The prevalence has been estimated at 1/1,300,000 live births in the USA.
In the neonatal-onset form of CPS1D, patients are usually healthy at birth but after few days they begin to manifest with lethargy and unwillingness to feed. Severe hyperammonemia continues and manifests with postprandial vomiting, hypothermia, hypotonia, seizures, coma, and can lead to death. Outside the newborn period, patients can present at any time in life. Risk factors for manifestation include catabolic stressors such as fasting and intercurrent illness. Manifestations include hyperammonemia with irritability, lethargy, headache, seizures, confusion, avoidance of high-protein meals, axial hypotonia and cognitive disability.
CPS1D is due to mutations in the CPS1 gene (2p) that encodes carbamoyl-phosphate synthetase I (CPS1), an enzyme located in the mitochondrial matrix of hepatocytes and epithelial cells of intestinal mucosa that controls the first step of the urea cycle where ammonia is converted into carbamoyl-phosphate. Mutations in this gene lead to an interruption in the urea cycle and excess nitrogen is not converted to urea for excretion by the kidneys, leading to hyperammonemia.
Diagnosis is based mainly on clinical findings and laboratory test results. Biochemical findings include severe hyperammonemia with very low plasma levels of citrulline and arginine, high plasma levels of glutamine, increased transaminases and low or normal levels of orotic acid in the urine. Molecular genetic testing confirms diagnosis.
Differential diagnoses mainly include other urea cycle disorders and organic acidurias. Amino acid profiles will distinguish CPS1D from argininosuccinic aciduria, citrullinemia type I and arginase deficiency while orotic acid in urine should help to distinguish from ornithine transcarbamylase deficiency (see these terms). Another more recent differential diagnosis is hyperammonemic encephalopathy due to carbonic anhydrase VA deficiency (see this term).

> [Material supplied]:
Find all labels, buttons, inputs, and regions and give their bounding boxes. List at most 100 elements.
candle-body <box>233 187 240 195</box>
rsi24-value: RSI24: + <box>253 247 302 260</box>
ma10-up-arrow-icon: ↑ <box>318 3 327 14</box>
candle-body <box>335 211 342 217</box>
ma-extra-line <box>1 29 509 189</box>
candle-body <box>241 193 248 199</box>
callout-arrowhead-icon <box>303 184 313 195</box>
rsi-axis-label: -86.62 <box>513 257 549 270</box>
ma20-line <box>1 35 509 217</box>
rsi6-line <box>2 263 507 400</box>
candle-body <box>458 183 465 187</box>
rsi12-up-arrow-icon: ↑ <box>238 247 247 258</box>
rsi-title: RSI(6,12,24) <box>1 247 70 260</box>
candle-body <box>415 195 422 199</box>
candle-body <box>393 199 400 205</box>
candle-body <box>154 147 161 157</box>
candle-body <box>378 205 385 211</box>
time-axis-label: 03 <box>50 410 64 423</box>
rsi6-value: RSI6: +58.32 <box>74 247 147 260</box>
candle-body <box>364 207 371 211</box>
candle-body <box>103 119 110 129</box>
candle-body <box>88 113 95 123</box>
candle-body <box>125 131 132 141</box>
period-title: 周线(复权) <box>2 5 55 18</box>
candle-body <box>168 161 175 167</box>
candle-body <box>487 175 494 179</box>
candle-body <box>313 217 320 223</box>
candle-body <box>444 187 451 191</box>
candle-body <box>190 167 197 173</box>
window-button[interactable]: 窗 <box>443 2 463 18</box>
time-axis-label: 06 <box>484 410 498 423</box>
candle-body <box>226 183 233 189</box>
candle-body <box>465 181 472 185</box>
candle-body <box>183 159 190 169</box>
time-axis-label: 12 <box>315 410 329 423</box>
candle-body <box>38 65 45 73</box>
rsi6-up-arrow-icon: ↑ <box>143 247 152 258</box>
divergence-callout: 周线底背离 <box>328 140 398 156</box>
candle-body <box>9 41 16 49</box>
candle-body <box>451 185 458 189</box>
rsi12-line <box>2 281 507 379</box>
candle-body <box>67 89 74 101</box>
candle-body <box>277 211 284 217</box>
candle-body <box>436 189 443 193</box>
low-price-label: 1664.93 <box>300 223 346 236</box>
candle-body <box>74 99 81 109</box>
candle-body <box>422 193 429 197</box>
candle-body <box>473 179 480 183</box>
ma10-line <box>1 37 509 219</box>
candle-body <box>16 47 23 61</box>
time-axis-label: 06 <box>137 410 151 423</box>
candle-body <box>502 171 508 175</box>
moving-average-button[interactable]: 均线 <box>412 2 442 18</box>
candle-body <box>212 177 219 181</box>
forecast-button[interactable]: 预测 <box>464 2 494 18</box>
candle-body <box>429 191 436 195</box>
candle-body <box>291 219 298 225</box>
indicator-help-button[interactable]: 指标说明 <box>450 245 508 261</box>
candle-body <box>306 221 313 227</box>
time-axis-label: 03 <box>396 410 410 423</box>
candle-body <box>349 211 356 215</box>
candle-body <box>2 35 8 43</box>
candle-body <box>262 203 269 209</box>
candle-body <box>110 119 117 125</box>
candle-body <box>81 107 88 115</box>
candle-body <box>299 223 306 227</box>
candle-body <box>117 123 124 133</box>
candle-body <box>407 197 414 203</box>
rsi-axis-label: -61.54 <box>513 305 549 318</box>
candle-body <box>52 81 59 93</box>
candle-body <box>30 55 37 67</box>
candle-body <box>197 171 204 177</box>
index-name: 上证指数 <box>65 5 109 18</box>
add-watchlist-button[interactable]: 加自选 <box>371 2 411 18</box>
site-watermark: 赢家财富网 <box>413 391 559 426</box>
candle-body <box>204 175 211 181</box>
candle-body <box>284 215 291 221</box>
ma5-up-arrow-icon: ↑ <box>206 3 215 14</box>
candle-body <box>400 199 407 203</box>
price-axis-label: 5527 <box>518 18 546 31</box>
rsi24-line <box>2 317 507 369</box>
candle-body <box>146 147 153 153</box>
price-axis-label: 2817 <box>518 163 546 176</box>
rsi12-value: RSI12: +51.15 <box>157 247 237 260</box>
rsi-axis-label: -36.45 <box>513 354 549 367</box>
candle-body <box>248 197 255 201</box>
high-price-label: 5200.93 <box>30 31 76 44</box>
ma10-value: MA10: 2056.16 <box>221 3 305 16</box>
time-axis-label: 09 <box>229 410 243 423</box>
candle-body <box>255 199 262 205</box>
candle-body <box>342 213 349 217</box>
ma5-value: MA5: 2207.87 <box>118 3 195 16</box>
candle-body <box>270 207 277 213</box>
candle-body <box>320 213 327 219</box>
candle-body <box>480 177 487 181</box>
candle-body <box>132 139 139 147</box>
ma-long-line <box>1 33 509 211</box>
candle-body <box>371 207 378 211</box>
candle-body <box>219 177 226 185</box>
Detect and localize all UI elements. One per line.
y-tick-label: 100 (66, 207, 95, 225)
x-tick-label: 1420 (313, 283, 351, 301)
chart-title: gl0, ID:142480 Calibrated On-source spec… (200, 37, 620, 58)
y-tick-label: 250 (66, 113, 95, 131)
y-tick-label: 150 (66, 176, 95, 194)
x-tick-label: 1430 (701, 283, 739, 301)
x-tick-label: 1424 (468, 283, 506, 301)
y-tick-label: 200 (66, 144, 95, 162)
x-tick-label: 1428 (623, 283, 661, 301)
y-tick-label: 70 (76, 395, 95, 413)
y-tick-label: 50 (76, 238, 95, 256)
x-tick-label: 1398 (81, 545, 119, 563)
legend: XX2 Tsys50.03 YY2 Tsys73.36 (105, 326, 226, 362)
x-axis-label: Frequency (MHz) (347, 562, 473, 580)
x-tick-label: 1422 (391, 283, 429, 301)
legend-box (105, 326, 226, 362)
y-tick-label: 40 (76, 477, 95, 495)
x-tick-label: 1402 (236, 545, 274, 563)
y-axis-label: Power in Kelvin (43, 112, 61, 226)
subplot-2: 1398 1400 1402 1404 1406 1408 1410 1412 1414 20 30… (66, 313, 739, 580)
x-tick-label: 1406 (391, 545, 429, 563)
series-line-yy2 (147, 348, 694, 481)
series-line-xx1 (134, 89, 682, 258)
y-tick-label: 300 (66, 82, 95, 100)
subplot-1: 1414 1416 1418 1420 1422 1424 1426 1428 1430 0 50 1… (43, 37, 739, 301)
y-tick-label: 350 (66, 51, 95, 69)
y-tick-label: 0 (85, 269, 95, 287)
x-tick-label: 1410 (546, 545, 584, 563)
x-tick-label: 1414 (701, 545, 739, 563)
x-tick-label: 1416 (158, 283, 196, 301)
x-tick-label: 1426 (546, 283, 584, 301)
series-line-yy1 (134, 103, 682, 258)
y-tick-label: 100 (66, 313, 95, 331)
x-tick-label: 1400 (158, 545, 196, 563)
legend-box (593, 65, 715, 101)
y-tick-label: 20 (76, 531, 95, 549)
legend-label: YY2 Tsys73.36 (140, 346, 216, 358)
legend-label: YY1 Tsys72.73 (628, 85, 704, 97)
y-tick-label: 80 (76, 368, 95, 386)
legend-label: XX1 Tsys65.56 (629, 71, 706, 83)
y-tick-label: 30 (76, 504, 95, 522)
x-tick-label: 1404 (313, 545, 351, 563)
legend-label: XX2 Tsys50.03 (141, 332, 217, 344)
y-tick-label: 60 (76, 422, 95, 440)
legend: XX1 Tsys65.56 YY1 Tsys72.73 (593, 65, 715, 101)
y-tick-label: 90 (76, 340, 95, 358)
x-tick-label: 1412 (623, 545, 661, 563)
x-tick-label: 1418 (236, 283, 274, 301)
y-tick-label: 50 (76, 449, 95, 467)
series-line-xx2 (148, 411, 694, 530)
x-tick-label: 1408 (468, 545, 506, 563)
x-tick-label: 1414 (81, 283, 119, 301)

> [Task directions]:
Reproduce the CPS1D passage above word for word, from its first sentence to its last.

> [Answer section]:
The prevalence has been estimated at 1/1,300,000 live births in the USA.
In the neonatal-onset form of CPS1D, patients are usually healthy at birth but after few days they begin to manifest with lethargy and unwillingness to feed. Severe hyperammonemia continues and manifests with postprandial vomiting, hypothermia, hypotonia, seizures, coma, and can lead to death. Outside the newborn period, patients can present at any time in life. Risk factors for manifestation include catabolic stressors such as fasting and intercurrent illness. Manifestations include hyperammonemia with irritability, lethargy, headache, seizures, confusion, avoidance of high-protein meals, axial hypotonia and cognitive disability.
CPS1D is due to mutations in the CPS1 gene (2p) that encodes carbamoyl-phosphate synthetase I (CPS1), an enzyme located in the mitochondrial matrix of hepatocytes and epithelial cells of intestinal mucosa that controls the first step of the urea cycle where ammonia is converted into carbamoyl-phosphate. Mutations in this gene lead to an interruption in the urea cycle and excess nitrogen is not converted to urea for excretion by the kidneys, leading to hyperammonemia.
Diagnosis is based mainly on clinical findings and laboratory test results. Biochemical findings include severe hyperammonemia with very low plasma levels of citrulline and arginine, high plasma levels of glutamine, increased transaminases and low or normal levels of orotic acid in the urine. Molecular genetic testing confirms diagnosis.
Differential diagnoses mainly include other urea cycle disorders and organic acidurias. Amino acid profiles will distinguish CPS1D from argininosuccinic aciduria, citrullinemia type I and arginase deficiency while orotic acid in urine should help to distinguish from ornithine transcarbamylase deficiency (see these terms). Another more recent differential diagnosis is hyperammonemic encephalopathy due to carbonic anhydrase VA deficiency (see this term).